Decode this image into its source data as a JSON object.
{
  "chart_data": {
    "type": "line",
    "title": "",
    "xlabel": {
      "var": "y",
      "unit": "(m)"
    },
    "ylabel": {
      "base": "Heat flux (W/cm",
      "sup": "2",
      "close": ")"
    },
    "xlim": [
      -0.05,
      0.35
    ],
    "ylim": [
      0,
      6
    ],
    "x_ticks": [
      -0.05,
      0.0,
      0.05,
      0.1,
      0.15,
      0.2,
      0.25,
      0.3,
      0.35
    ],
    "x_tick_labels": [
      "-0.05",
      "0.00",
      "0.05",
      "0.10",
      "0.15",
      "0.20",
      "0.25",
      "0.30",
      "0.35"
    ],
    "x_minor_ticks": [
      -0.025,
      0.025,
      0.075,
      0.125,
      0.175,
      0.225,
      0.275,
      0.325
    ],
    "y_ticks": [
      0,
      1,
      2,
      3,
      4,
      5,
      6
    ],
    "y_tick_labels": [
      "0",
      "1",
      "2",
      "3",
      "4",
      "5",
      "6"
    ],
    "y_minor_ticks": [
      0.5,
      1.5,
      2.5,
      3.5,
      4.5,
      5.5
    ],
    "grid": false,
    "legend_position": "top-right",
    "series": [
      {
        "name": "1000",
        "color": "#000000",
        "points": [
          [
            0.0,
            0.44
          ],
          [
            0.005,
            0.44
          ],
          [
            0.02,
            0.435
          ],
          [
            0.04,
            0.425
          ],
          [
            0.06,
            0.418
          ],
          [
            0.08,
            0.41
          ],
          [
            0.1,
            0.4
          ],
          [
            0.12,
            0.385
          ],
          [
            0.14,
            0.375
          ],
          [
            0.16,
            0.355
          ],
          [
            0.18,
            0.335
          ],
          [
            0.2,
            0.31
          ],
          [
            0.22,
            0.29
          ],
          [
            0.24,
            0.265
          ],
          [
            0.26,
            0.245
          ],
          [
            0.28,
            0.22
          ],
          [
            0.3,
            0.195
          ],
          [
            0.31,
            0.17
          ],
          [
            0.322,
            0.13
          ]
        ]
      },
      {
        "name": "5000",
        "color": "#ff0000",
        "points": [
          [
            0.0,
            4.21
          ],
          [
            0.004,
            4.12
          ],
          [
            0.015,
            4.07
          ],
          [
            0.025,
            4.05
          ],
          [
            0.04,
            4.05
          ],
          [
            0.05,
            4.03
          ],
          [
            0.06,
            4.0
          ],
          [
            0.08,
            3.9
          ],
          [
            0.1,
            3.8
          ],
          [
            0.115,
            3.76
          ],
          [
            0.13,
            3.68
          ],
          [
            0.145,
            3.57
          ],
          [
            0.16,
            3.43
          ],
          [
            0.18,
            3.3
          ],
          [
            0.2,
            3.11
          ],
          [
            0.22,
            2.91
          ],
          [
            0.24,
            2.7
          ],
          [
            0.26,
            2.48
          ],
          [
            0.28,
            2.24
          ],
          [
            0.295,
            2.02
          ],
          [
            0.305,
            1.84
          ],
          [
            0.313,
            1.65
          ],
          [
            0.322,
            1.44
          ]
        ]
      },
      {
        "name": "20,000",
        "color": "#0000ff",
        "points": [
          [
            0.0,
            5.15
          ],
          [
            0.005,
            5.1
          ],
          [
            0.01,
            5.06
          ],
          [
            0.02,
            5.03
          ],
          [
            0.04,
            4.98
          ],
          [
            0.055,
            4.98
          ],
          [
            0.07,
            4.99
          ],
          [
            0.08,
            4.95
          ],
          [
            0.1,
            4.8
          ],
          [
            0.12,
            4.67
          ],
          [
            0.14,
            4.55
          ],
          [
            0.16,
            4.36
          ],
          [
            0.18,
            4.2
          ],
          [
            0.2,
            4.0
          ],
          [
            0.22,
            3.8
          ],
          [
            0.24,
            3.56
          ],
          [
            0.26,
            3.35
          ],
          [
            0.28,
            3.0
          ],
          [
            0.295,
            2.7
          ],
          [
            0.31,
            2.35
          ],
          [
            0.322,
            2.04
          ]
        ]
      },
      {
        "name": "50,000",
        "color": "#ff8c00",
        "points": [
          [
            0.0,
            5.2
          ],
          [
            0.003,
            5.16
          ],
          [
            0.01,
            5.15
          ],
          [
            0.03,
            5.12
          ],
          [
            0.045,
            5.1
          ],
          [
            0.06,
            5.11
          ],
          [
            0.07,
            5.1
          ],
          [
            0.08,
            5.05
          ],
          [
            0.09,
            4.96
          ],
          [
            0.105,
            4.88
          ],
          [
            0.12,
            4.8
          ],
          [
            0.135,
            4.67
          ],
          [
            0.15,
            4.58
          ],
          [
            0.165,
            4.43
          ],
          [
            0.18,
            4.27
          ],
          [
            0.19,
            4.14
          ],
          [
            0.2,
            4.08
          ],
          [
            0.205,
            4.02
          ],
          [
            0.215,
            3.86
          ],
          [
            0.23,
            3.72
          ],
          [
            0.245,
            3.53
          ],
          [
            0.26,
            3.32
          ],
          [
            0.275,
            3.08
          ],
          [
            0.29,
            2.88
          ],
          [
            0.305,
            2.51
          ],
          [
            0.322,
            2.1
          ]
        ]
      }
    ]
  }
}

##########

Repeat the data precisely, reproducing every entry.

Decode this image into its source data as a JSON object.
{
  "chart_data": {
    "type": "line",
    "title": "",
    "xlabel": {
      "var": "y",
      "unit": "(m)"
    },
    "ylabel": {
      "base": "Heat flux (W/cm",
      "sup": "2",
      "close": ")"
    },
    "xlim": [
      -0.05,
      0.35
    ],
    "ylim": [
      0,
      6
    ],
    "x_ticks": [
      -0.05,
      0.0,
      0.05,
      0.1,
      0.15,
      0.2,
      0.25,
      0.3,
      0.35
    ],
    "x_tick_labels": [
      "-0.05",
      "0.00",
      "0.05",
      "0.10",
      "0.15",
      "0.20",
      "0.25",
      "0.30",
      "0.35"
    ],
    "x_minor_ticks": [
      -0.025,
      0.025,
      0.075,
      0.125,
      0.175,
      0.225,
      0.275,
      0.325
    ],
    "y_ticks": [
      0,
      1,
      2,
      3,
      4,
      5,
      6
    ],
    "y_tick_labels": [
      "0",
      "1",
      "2",
      "3",
      "4",
      "5",
      "6"
    ],
    "y_minor_ticks": [
      0.5,
      1.5,
      2.5,
      3.5,
      4.5,
      5.5
    ],
    "grid": false,
    "legend_position": "top-right",
    "series": [
      {
        "name": "1000",
        "color": "#000000",
        "points": [
          [
            0.0,
            0.44
          ],
          [
            0.005,
            0.44
          ],
          [
            0.02,
            0.435
          ],
          [
            0.04,
            0.425
          ],
          [
            0.06,
            0.418
          ],
          [
            0.08,
            0.41
          ],
          [
            0.1,
            0.4
          ],
          [
            0.12,
            0.385
          ],
          [
            0.14,
            0.375
          ],
          [
            0.16,
            0.355
          ],
          [
            0.18,
            0.335
          ],
          [
            0.2,
            0.31
          ],
          [
            0.22,
            0.29
          ],
          [
            0.24,
            0.265
          ],
          [
            0.26,
            0.245
          ],
          [
            0.28,
            0.22
          ],
          [
            0.3,
            0.195
          ],
          [
            0.31,
            0.17
          ],
          [
            0.322,
            0.13
          ]
        ]
      },
      {
        "name": "5000",
        "color": "#ff0000",
        "points": [
          [
            0.0,
            4.21
          ],
          [
            0.004,
            4.12
          ],
          [
            0.015,
            4.07
          ],
          [
            0.025,
            4.05
          ],
          [
            0.04,
            4.05
          ],
          [
            0.05,
            4.03
          ],
          [
            0.06,
            4.0
          ],
          [
            0.08,
            3.9
          ],
          [
            0.1,
            3.8
          ],
          [
            0.115,
            3.76
          ],
          [
            0.13,
            3.68
          ],
          [
            0.145,
            3.57
          ],
          [
            0.16,
            3.43
          ],
          [
            0.18,
            3.3
          ],
          [
            0.2,
            3.11
          ],
          [
            0.22,
            2.91
          ],
          [
            0.24,
            2.7
          ],
          [
            0.26,
            2.48
          ],
          [
            0.28,
            2.24
          ],
          [
            0.295,
            2.02
          ],
          [
            0.305,
            1.84
          ],
          [
            0.313,
            1.65
          ],
          [
            0.322,
            1.44
          ]
        ]
      },
      {
        "name": "20,000",
        "color": "#0000ff",
        "points": [
          [
            0.0,
            5.15
          ],
          [
            0.005,
            5.1
          ],
          [
            0.01,
            5.06
          ],
          [
            0.02,
            5.03
          ],
          [
            0.04,
            4.98
          ],
          [
            0.055,
            4.98
          ],
          [
            0.07,
            4.99
          ],
          [
            0.08,
            4.95
          ],
          [
            0.1,
            4.8
          ],
          [
            0.12,
            4.67
          ],
          [
            0.14,
            4.55
          ],
          [
            0.16,
            4.36
          ],
          [
            0.18,
            4.2
          ],
          [
            0.2,
            4.0
          ],
          [
            0.22,
            3.8
          ],
          [
            0.24,
            3.56
          ],
          [
            0.26,
            3.35
          ],
          [
            0.28,
            3.0
          ],
          [
            0.295,
            2.7
          ],
          [
            0.31,
            2.35
          ],
          [
            0.322,
            2.04
          ]
        ]
      },
      {
        "name": "50,000",
        "color": "#ff8c00",
        "points": [
          [
            0.0,
            5.2
          ],
          [
            0.003,
            5.16
          ],
          [
            0.01,
            5.15
          ],
          [
            0.03,
            5.12
          ],
          [
            0.045,
            5.1
          ],
          [
            0.06,
            5.11
          ],
          [
            0.07,
            5.1
          ],
          [
            0.08,
            5.05
          ],
          [
            0.09,
            4.96
          ],
          [
            0.105,
            4.88
          ],
          [
            0.12,
            4.8
          ],
          [
            0.135,
            4.67
          ],
          [
            0.15,
            4.58
          ],
          [
            0.165,
            4.43
          ],
          [
            0.18,
            4.27
          ],
          [
            0.19,
            4.14
          ],
          [
            0.2,
            4.08
          ],
          [
            0.205,
            4.02
          ],
          [
            0.215,
            3.86
          ],
          [
            0.23,
            3.72
          ],
          [
            0.245,
            3.53
          ],
          [
            0.26,
            3.32
          ],
          [
            0.275,
            3.08
          ],
          [
            0.29,
            2.88
          ],
          [
            0.305,
            2.51
          ],
          [
            0.322,
            2.1
          ]
        ]
      }
    ]
  }
}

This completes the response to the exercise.